Identify the lines bearing the string "hoạt" and gather them.

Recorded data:
○ ○ ○ ○ ○ ○ ○
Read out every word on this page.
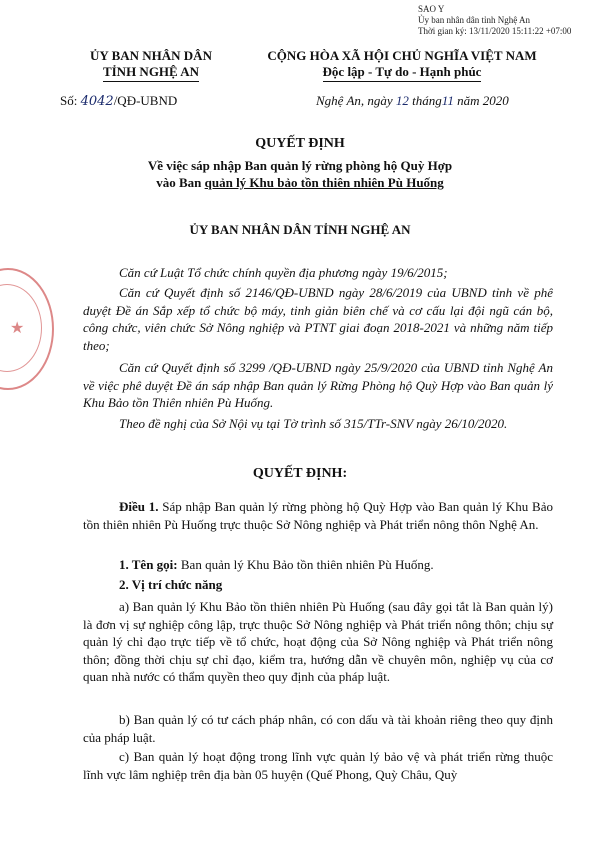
★
SAO Y
Ủy ban nhân dân tỉnh Nghệ An
Thời gian ký: 13/11/2020 15:11:22 +07:00
ỦY BAN NHÂN DÂN
TỈNH NGHỆ AN
CỘNG HÒA XÃ HỘI CHỦ NGHĨA VIỆT NAM
Độc lập - Tự do - Hạnh phúc
Số: 4042/QĐ-UBND	Nghệ An, ngày 12 tháng11 năm 2020
QUYẾT ĐỊNH
Về việc sáp nhập Ban quản lý rừng phòng hộ Quỳ Hợp
vào Ban quản lý Khu bảo tồn thiên nhiên Pù Huống
ỦY BAN NHÂN DÂN TỈNH NGHỆ AN
Căn cứ Luật Tổ chức chính quyền địa phương ngày 19/6/2015;
Căn cứ Quyết định số 2146/QĐ-UBND ngày 28/6/2019 của UBND tỉnh về phê duyệt Đề án Sắp xếp tổ chức bộ máy, tinh giản biên chế và cơ cấu lại đội ngũ cán bộ, công chức, viên chức Sở Nông nghiệp và PTNT giai đoạn 2018-2021 và những năm tiếp theo;
Căn cứ Quyết định số 3299 /QĐ-UBND ngày 25/9/2020 của UBND tỉnh Nghệ An về việc phê duyệt Đề án sáp nhập Ban quản lý Rừng Phòng hộ Quỳ Hợp vào Ban quản lý Khu Bảo tồn Thiên nhiên Pù Huống.
Theo đề nghị của Sở Nội vụ tại Tờ trình số 315/TTr-SNV ngày 26/10/2020.
QUYẾT ĐỊNH:
Điều 1. Sáp nhập Ban quản lý rừng phòng hộ Quỳ Hợp vào Ban quản lý Khu Bảo tồn thiên nhiên Pù Huống trực thuộc Sở Nông nghiệp và Phát triển nông thôn Nghệ An.
1. Tên gọi: Ban quản lý Khu Bảo tồn thiên nhiên Pù Huống.
2. Vị trí chức năng
a) Ban quản lý Khu Bảo tồn thiên nhiên Pù Huống (sau đây gọi tắt là Ban quản lý) là đơn vị sự nghiệp công lập, trực thuộc Sở Nông nghiệp và Phát triển nông thôn; chịu sự quản lý chỉ đạo trực tiếp về tổ chức, hoạt động của Sở Nông nghiệp và Phát triển nông thôn; đồng thời chịu sự chỉ đạo, kiểm tra, hướng dẫn về chuyên môn, nghiệp vụ của cơ quan nhà nước có thẩm quyền theo quy định của pháp luật.
b) Ban quản lý có tư cách pháp nhân, có con dấu và tài khoản riêng theo quy định của pháp luật.
c) Ban quản lý hoạt động trong lĩnh vực quản lý bảo vệ và phát triển rừng thuộc lĩnh vực lâm nghiệp trên địa bàn 05 huyện (Quế Phong, Quỳ Châu, Quỳ
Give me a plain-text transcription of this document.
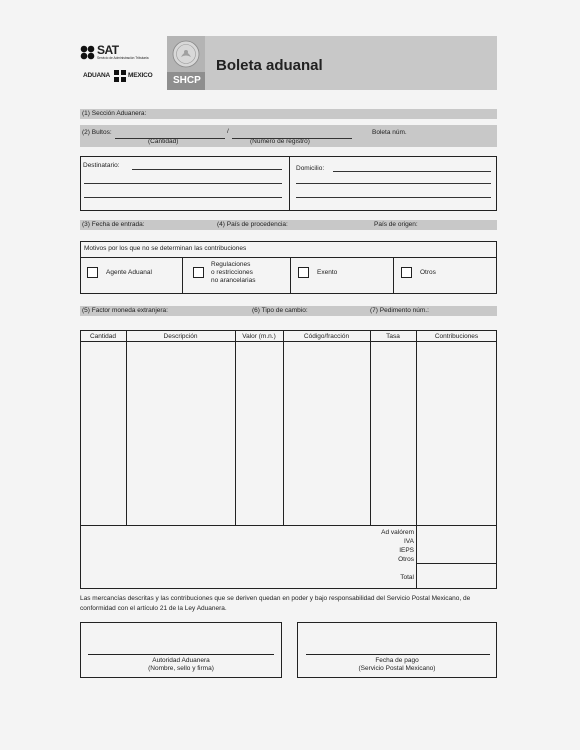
SAT
Servicio de Administración Tributaria
ADUANA	MEXICO SHCP
Boleta aduanal
(1) Sección Aduanera:
(2) Bultos:	/
(Cantidad)	(Número de registro)
Boleta núm.
Destinatario:	Domicilio:
(3) Fecha de entrada:	(4) País de procedencia:	País de origen:
Motivos por los que no se determinan las contribuciones
Agente Aduanal
Regulaciones
o restricciones
no arancelarias
Exento	Otros
(5) Factor moneda extranjera:	(6) Tipo de cambio:	(7) Pedimento núm.:
Cantidad	Descripción	Valor (m.n.)	Código/fracción	Tasa	Contribuciones
Ad valórem
IVA
IEPS
Otros
Total

Las mercancías descritas y las contribuciones que se deriven quedan en poder y bajo responsabilidad del Servicio Postal Mexicano, de conformidad con el artículo 21 de la Ley Aduanera.

Autoridad Aduanera
(Nombre, sello y firma)
Fecha de pago
(Servicio Postal Mexicano)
○ ○ ○ ○ ○ ○ ○
__THE SOLUTION__.
a) Ban quản lý Khu Bảo tồn thiên nhiên Pù Huống (sau đây gọi tắt là Ban quản lý) là đơn vị sự nghiệp công lập, trực thuộc Sở Nông nghiệp và Phát triển nông thôn; chịu sự quản lý chỉ đạo trực tiếp về tổ chức, hoạt động của Sở Nông nghiệp và Phát triển nông thôn; đồng thời chịu sự chỉ đạo, kiểm tra, hướng dẫn về chuyên môn, nghiệp vụ của cơ quan nhà nước có thẩm quyền theo quy định của pháp luật.
c) Ban quản lý hoạt động trong lĩnh vực quản lý bảo vệ và phát triển rừng thuộc lĩnh vực lâm nghiệp trên địa bàn 05 huyện (Quế Phong, Quỳ Châu, Quỳ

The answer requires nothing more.